## The problem
Show all lines from the data that include the word "JSON".

(Stored data)
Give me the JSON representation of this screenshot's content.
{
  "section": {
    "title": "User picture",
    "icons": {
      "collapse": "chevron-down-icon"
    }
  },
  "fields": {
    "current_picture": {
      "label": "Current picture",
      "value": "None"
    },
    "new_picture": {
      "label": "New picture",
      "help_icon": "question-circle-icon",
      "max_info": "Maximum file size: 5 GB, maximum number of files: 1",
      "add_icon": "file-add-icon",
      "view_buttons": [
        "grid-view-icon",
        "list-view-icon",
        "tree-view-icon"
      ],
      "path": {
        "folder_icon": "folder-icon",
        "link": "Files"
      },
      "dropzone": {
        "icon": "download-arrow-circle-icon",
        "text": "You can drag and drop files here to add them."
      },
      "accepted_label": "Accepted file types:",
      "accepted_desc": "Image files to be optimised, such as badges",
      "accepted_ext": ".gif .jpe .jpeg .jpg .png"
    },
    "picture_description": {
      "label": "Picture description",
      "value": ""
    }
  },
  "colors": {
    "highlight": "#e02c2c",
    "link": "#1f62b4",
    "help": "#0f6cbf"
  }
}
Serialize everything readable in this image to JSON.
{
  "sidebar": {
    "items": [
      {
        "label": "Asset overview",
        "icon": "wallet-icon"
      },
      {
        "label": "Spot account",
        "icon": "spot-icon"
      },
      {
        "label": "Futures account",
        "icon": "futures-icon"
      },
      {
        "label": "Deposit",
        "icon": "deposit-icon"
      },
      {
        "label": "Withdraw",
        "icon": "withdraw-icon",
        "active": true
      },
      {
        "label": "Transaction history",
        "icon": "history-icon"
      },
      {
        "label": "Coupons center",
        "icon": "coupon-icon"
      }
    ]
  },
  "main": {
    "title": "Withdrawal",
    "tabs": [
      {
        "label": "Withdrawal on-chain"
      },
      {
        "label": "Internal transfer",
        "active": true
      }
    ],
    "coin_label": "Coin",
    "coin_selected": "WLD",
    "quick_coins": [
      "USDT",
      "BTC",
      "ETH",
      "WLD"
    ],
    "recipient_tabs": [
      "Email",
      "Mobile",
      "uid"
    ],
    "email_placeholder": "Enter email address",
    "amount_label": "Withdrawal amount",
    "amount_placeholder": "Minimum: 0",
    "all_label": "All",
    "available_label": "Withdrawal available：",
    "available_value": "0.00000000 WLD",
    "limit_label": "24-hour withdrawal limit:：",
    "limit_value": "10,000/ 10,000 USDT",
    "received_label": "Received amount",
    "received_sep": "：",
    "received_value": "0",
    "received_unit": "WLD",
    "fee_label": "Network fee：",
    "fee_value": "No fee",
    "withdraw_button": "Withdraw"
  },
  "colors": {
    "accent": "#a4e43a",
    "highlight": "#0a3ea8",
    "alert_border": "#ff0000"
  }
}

## Output of the exercise
Give me the JSON representation of this screenshot's content.
Serialize everything readable in this image to JSON.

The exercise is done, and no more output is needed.